**DIRECTION**
Copy out each line featuring the string "INTRODUCTION" from the entries beneath.

**Data listing**
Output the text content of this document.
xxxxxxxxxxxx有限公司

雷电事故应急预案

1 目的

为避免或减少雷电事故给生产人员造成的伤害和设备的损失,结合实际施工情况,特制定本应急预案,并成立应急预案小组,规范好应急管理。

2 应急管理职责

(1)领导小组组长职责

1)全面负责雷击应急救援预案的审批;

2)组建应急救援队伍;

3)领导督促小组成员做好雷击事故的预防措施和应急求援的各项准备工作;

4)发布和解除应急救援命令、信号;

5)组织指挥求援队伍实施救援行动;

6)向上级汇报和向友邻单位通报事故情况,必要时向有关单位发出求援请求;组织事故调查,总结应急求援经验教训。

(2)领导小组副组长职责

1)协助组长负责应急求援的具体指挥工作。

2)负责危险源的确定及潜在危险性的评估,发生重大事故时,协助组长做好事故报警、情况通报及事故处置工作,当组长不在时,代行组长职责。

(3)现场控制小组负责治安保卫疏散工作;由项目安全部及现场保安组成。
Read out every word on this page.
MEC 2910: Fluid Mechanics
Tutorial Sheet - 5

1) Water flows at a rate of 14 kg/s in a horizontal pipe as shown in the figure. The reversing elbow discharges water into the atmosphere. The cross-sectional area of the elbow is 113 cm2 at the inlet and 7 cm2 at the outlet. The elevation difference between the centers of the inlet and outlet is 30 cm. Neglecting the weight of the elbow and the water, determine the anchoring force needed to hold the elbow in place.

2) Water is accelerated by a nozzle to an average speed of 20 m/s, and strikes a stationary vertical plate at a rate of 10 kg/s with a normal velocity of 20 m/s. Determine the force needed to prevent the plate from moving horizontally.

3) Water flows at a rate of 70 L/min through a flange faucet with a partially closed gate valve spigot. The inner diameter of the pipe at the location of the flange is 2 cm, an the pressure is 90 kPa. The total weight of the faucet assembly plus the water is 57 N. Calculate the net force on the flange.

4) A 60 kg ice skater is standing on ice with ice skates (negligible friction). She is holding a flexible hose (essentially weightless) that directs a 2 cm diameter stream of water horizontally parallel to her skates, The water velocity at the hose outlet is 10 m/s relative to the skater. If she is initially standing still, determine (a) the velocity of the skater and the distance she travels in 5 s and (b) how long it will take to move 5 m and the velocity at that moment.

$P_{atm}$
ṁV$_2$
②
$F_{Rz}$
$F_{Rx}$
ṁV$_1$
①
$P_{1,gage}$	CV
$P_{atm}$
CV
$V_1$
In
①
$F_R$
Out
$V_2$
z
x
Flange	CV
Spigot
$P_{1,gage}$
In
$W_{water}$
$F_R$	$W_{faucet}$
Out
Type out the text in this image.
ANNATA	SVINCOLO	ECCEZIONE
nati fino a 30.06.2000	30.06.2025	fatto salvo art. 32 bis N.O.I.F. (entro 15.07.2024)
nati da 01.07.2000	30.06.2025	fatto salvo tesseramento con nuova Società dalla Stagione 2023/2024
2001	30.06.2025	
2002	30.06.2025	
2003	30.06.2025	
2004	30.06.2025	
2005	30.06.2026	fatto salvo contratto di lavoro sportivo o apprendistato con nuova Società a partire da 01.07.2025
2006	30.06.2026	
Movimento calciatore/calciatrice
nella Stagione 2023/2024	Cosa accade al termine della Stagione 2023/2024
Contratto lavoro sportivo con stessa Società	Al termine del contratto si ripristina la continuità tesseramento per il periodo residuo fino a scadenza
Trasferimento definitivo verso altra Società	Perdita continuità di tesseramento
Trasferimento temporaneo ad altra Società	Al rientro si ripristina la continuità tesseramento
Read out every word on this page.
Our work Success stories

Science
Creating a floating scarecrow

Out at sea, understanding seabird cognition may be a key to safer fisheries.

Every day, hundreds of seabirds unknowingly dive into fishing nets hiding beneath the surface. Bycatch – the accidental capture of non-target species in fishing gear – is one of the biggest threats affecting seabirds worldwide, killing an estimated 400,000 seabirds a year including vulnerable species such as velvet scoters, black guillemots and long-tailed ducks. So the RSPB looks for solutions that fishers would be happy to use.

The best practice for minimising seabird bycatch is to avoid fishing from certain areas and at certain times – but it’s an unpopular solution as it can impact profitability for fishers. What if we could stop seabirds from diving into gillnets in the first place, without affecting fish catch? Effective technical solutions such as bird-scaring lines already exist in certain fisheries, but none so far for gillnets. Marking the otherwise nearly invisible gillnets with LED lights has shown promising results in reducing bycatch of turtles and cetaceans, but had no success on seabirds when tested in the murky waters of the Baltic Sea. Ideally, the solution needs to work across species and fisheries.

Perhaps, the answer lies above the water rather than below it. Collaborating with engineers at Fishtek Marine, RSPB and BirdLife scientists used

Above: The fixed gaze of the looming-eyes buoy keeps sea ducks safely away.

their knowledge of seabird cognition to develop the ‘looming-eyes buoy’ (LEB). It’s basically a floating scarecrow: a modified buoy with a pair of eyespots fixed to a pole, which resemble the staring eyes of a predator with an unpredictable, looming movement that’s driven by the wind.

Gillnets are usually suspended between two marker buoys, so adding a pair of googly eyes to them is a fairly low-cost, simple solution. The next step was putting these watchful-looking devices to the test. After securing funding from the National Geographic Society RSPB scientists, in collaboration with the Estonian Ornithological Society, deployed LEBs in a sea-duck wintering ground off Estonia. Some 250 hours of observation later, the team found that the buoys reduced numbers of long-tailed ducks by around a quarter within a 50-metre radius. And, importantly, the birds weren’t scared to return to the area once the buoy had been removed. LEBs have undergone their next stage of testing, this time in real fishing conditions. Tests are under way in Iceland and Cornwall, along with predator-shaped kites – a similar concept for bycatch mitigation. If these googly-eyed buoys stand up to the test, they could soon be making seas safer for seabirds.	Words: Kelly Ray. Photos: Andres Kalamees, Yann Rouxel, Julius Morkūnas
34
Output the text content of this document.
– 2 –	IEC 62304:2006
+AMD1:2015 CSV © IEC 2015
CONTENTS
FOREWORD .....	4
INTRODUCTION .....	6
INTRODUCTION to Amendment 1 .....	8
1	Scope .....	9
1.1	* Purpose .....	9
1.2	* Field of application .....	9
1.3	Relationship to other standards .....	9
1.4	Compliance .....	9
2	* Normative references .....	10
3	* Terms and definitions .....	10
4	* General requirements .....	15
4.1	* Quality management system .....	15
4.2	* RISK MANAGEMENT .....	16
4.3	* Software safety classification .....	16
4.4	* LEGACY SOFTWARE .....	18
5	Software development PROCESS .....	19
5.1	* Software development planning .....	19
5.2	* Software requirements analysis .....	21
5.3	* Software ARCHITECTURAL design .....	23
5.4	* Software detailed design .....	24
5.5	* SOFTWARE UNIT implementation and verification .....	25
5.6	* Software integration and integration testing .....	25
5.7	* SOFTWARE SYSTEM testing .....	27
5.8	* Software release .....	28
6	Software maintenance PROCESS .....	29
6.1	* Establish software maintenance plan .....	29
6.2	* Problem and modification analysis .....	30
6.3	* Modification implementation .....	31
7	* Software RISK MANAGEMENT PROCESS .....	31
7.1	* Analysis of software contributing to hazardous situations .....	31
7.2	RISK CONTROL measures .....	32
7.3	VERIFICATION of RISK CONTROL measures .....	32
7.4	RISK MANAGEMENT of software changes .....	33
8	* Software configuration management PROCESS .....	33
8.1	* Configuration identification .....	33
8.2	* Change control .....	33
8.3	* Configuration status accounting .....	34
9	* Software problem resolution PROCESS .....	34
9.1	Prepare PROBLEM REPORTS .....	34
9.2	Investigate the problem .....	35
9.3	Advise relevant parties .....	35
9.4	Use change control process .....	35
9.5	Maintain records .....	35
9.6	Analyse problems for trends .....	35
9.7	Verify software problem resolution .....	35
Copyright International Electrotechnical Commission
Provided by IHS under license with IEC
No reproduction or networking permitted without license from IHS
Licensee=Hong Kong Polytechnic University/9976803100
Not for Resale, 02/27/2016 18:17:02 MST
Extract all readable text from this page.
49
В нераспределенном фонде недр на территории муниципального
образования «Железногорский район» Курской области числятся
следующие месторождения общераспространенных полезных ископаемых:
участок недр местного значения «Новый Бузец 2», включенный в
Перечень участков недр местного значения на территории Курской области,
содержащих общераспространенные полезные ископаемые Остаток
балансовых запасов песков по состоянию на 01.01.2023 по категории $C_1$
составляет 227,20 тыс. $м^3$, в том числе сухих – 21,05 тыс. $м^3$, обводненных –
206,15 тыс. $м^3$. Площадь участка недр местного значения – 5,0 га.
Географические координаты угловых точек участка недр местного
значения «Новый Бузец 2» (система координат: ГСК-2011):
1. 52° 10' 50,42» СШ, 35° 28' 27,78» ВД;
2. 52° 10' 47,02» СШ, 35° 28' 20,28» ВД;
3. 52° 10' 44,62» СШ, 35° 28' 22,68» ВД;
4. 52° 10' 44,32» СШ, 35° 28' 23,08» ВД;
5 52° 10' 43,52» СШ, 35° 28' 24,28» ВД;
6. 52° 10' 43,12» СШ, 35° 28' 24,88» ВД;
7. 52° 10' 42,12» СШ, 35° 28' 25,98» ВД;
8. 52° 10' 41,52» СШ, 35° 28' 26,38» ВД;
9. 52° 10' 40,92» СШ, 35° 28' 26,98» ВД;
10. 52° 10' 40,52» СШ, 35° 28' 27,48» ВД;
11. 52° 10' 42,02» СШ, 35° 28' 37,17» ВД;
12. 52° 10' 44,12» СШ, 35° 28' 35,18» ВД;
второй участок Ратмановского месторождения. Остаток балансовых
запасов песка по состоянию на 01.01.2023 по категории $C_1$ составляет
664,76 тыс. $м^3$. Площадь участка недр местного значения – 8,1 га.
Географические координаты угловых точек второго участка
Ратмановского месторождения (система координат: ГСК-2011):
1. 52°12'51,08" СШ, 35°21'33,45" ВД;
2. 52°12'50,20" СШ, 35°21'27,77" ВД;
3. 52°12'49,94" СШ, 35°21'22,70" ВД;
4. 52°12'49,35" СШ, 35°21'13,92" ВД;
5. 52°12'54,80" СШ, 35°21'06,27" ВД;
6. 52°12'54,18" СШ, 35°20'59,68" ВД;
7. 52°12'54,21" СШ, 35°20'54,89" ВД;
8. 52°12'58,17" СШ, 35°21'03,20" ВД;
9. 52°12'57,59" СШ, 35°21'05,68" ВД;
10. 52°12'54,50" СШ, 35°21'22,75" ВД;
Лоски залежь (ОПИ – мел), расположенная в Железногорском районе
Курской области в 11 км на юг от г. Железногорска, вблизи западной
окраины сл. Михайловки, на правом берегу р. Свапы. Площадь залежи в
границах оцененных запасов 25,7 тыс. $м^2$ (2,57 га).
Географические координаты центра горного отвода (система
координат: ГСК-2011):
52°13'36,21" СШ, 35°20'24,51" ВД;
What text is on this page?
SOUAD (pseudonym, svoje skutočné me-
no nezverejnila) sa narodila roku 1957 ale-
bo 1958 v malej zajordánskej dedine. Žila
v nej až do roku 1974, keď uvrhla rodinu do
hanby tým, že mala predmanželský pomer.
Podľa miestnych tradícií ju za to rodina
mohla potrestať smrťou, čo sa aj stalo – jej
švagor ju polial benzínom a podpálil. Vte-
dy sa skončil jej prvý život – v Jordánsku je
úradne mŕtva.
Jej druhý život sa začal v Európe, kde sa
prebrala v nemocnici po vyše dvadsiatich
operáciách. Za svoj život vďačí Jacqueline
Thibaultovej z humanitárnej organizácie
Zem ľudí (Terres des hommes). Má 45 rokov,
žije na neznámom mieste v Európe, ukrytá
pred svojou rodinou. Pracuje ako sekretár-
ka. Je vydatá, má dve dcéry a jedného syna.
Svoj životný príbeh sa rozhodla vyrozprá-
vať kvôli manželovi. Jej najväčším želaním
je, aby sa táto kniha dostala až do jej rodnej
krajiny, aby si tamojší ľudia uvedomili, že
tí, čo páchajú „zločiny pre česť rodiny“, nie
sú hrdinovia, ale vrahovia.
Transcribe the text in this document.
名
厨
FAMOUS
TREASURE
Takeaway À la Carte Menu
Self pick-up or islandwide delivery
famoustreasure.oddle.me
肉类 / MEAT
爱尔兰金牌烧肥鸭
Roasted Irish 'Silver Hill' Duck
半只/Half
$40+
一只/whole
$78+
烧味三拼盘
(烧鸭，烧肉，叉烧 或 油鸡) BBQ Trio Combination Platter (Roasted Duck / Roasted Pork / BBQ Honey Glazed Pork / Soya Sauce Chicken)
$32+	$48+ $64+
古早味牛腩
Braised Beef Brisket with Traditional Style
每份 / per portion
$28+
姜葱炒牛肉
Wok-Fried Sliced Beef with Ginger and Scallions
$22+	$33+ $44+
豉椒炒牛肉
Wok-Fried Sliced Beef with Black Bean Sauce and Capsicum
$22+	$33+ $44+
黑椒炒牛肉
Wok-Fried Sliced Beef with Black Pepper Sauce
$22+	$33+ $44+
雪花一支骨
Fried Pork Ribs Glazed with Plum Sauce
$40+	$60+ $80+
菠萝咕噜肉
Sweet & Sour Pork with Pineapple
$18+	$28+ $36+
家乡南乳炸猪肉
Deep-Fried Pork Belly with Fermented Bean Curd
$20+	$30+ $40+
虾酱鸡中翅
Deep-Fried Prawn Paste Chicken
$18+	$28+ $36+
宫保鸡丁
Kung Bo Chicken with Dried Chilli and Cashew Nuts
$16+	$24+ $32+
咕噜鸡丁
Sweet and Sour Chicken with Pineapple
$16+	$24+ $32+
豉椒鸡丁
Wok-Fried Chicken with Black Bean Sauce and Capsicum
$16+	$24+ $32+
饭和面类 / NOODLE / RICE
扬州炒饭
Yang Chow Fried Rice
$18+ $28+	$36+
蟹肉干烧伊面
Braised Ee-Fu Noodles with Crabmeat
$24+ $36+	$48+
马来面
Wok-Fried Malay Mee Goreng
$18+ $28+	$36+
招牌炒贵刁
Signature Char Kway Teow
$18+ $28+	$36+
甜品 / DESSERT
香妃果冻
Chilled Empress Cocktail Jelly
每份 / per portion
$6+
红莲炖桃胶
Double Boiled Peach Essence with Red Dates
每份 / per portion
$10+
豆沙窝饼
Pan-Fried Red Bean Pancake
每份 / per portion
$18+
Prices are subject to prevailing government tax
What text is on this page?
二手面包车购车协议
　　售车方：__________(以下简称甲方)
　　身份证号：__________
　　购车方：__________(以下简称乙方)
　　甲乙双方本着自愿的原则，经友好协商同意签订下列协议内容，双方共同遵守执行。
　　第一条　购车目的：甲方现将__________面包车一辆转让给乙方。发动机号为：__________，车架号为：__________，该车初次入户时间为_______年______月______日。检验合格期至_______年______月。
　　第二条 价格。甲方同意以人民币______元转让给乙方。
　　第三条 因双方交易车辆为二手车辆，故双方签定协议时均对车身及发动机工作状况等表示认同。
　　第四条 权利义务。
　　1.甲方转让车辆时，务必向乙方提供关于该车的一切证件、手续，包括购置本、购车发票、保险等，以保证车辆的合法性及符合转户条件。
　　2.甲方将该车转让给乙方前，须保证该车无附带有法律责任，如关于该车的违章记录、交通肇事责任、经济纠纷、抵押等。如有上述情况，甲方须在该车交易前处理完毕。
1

**EXPECTED ANSWER**
INTRODUCTION .....	6
INTRODUCTION to Amendment 1 .....	8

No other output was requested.